TASK DESCRIPTION: Each entry must appear again exactly as it does in the source.

SUPPLIED INFORMATION:
■ ■ ■ ■ ■
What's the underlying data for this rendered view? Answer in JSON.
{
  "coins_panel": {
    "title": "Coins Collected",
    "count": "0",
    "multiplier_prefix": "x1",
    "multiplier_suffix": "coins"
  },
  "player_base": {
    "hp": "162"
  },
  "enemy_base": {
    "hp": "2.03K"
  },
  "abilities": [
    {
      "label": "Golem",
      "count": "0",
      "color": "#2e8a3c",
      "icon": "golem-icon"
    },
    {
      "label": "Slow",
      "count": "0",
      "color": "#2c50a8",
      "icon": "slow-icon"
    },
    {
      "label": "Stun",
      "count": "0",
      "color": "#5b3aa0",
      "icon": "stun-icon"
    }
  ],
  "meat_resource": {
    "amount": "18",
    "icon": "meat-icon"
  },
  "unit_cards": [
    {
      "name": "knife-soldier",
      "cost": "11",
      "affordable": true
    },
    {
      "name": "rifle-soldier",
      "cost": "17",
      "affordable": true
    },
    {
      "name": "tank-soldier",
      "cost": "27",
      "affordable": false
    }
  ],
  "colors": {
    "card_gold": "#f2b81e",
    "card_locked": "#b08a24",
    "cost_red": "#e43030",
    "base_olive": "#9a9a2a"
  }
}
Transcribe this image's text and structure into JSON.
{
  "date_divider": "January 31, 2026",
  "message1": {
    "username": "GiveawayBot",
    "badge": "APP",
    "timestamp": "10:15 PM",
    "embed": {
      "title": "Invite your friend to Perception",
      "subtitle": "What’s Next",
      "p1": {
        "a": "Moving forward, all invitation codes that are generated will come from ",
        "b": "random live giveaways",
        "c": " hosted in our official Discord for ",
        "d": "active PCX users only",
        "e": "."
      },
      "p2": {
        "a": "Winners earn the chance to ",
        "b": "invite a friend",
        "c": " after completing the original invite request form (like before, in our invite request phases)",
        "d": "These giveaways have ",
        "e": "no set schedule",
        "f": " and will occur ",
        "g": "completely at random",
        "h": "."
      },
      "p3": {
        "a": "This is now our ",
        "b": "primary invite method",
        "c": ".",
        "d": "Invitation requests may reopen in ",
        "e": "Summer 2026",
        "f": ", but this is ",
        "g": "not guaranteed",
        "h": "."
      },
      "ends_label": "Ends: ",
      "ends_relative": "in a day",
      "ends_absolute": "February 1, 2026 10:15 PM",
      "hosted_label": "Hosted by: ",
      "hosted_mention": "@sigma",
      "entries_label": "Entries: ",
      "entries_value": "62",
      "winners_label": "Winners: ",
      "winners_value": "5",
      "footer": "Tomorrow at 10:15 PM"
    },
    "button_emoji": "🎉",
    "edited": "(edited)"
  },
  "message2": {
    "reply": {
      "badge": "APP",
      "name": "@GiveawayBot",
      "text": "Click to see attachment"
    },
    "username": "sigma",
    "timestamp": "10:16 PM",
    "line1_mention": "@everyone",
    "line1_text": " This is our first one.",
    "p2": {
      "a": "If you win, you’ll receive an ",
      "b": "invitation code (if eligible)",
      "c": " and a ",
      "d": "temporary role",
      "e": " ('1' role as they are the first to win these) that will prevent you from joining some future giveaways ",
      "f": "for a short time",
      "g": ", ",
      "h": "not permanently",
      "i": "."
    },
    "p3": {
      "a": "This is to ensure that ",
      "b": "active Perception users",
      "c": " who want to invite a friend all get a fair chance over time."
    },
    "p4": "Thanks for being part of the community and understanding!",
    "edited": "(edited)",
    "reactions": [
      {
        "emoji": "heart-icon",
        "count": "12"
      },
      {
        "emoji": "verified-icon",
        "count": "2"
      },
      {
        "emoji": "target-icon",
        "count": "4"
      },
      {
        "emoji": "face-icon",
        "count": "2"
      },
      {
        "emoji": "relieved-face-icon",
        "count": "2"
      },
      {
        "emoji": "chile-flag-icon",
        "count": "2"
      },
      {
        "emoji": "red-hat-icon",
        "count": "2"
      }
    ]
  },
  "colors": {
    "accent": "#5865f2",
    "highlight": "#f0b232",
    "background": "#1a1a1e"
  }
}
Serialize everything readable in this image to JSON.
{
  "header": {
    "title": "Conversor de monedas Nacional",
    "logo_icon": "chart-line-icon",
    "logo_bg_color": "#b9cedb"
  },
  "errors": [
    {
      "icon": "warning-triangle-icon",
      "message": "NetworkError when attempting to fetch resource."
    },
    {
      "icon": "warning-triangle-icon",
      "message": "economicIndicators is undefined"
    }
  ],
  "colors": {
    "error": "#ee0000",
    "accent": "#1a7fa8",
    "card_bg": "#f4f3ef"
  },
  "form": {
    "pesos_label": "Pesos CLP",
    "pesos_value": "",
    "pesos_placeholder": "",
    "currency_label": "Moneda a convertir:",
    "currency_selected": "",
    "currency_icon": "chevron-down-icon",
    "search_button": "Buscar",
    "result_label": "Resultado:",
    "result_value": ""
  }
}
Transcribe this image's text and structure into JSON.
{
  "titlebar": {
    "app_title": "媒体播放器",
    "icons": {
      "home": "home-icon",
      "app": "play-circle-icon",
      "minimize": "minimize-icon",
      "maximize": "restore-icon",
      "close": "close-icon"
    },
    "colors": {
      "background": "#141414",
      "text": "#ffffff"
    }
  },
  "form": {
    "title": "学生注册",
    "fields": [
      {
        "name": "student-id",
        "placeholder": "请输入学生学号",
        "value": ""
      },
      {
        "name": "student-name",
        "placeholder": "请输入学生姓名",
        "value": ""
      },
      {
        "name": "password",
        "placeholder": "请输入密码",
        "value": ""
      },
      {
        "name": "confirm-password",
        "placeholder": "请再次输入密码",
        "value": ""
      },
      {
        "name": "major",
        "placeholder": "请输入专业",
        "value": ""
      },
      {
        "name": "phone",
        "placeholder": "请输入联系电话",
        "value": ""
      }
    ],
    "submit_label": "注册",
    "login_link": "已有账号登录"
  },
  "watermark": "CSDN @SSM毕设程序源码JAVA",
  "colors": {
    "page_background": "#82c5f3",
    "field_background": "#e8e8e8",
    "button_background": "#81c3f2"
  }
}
■ ■ ■ ■ ■
RESPONSE:
What's the underlying data for this rendered view? Answer in JSON.
{
  "coins_panel": {
    "title": "Coins Collected",
    "count": "0",
    "multiplier_prefix": "x1",
    "multiplier_suffix": "coins"
  },
  "player_base": {
    "hp": "162"
  },
  "enemy_base": {
    "hp": "2.03K"
  },
  "abilities": [
    {
      "label": "Golem",
      "count": "0",
      "color": "#2e8a3c",
      "icon": "golem-icon"
    },
    {
      "label": "Slow",
      "count": "0",
      "color": "#2c50a8",
      "icon": "slow-icon"
    },
    {
      "label": "Stun",
      "count": "0",
      "color": "#5b3aa0",
      "icon": "stun-icon"
    }
  ],
  "meat_resource": {
    "amount": "18",
    "icon": "meat-icon"
  },
  "unit_cards": [
    {
      "name": "knife-soldier",
      "cost": "11",
      "affordable": true
    },
    {
      "name": "rifle-soldier",
      "cost": "17",
      "affordable": true
    },
    {
      "name": "tank-soldier",
      "cost": "27",
      "affordable": false
    }
  ],
  "colors": {
    "card_gold": "#f2b81e",
    "card_locked": "#b08a24",
    "cost_red": "#e43030",
    "base_olive": "#9a9a2a"
  }
}
Transcribe this image's text and structure into JSON.
{
  "date_divider": "January 31, 2026",
  "message1": {
    "username": "GiveawayBot",
    "badge": "APP",
    "timestamp": "10:15 PM",
    "embed": {
      "title": "Invite your friend to Perception",
      "subtitle": "What’s Next",
      "p1": {
        "a": "Moving forward, all invitation codes that are generated will come from ",
        "b": "random live giveaways",
        "c": " hosted in our official Discord for ",
        "d": "active PCX users only",
        "e": "."
      },
      "p2": {
        "a": "Winners earn the chance to ",
        "b": "invite a friend",
        "c": " after completing the original invite request form (like before, in our invite request phases)",
        "d": "These giveaways have ",
        "e": "no set schedule",
        "f": " and will occur ",
        "g": "completely at random",
        "h": "."
      },
      "p3": {
        "a": "This is now our ",
        "b": "primary invite method",
        "c": ".",
        "d": "Invitation requests may reopen in ",
        "e": "Summer 2026",
        "f": ", but this is ",
        "g": "not guaranteed",
        "h": "."
      },
      "ends_label": "Ends: ",
      "ends_relative": "in a day",
      "ends_absolute": "February 1, 2026 10:15 PM",
      "hosted_label": "Hosted by: ",
      "hosted_mention": "@sigma",
      "entries_label": "Entries: ",
      "entries_value": "62",
      "winners_label": "Winners: ",
      "winners_value": "5",
      "footer": "Tomorrow at 10:15 PM"
    },
    "button_emoji": "🎉",
    "edited": "(edited)"
  },
  "message2": {
    "reply": {
      "badge": "APP",
      "name": "@GiveawayBot",
      "text": "Click to see attachment"
    },
    "username": "sigma",
    "timestamp": "10:16 PM",
    "line1_mention": "@everyone",
    "line1_text": " This is our first one.",
    "p2": {
      "a": "If you win, you’ll receive an ",
      "b": "invitation code (if eligible)",
      "c": " and a ",
      "d": "temporary role",
      "e": " ('1' role as they are the first to win these) that will prevent you from joining some future giveaways ",
      "f": "for a short time",
      "g": ", ",
      "h": "not permanently",
      "i": "."
    },
    "p3": {
      "a": "This is to ensure that ",
      "b": "active Perception users",
      "c": " who want to invite a friend all get a fair chance over time."
    },
    "p4": "Thanks for being part of the community and understanding!",
    "edited": "(edited)",
    "reactions": [
      {
        "emoji": "heart-icon",
        "count": "12"
      },
      {
        "emoji": "verified-icon",
        "count": "2"
      },
      {
        "emoji": "target-icon",
        "count": "4"
      },
      {
        "emoji": "face-icon",
        "count": "2"
      },
      {
        "emoji": "relieved-face-icon",
        "count": "2"
      },
      {
        "emoji": "chile-flag-icon",
        "count": "2"
      },
      {
        "emoji": "red-hat-icon",
        "count": "2"
      }
    ]
  },
  "colors": {
    "accent": "#5865f2",
    "highlight": "#f0b232",
    "background": "#1a1a1e"
  }
}
Serialize everything readable in this image to JSON.
{
  "header": {
    "title": "Conversor de monedas Nacional",
    "logo_icon": "chart-line-icon",
    "logo_bg_color": "#b9cedb"
  },
  "errors": [
    {
      "icon": "warning-triangle-icon",
      "message": "NetworkError when attempting to fetch resource."
    },
    {
      "icon": "warning-triangle-icon",
      "message": "economicIndicators is undefined"
    }
  ],
  "colors": {
    "error": "#ee0000",
    "accent": "#1a7fa8",
    "card_bg": "#f4f3ef"
  },
  "form": {
    "pesos_label": "Pesos CLP",
    "pesos_value": "",
    "pesos_placeholder": "",
    "currency_label": "Moneda a convertir:",
    "currency_selected": "",
    "currency_icon": "chevron-down-icon",
    "search_button": "Buscar",
    "result_label": "Resultado:",
    "result_value": ""
  }
}
Transcribe this image's text and structure into JSON.
{
  "titlebar": {
    "app_title": "媒体播放器",
    "icons": {
      "home": "home-icon",
      "app": "play-circle-icon",
      "minimize": "minimize-icon",
      "maximize": "restore-icon",
      "close": "close-icon"
    },
    "colors": {
      "background": "#141414",
      "text": "#ffffff"
    }
  },
  "form": {
    "title": "学生注册",
    "fields": [
      {
        "name": "student-id",
        "placeholder": "请输入学生学号",
        "value": ""
      },
      {
        "name": "student-name",
        "placeholder": "请输入学生姓名",
        "value": ""
      },
      {
        "name": "password",
        "placeholder": "请输入密码",
        "value": ""
      },
      {
        "name": "confirm-password",
        "placeholder": "请再次输入密码",
        "value": ""
      },
      {
        "name": "major",
        "placeholder": "请输入专业",
        "value": ""
      },
      {
        "name": "phone",
        "placeholder": "请输入联系电话",
        "value": ""
      }
    ],
    "submit_label": "注册",
    "login_link": "已有账号登录"
  },
  "watermark": "CSDN @SSM毕设程序源码JAVA",
  "colors": {
    "page_background": "#82c5f3",
    "field_background": "#e8e8e8",
    "button_background": "#81c3f2"
  }
}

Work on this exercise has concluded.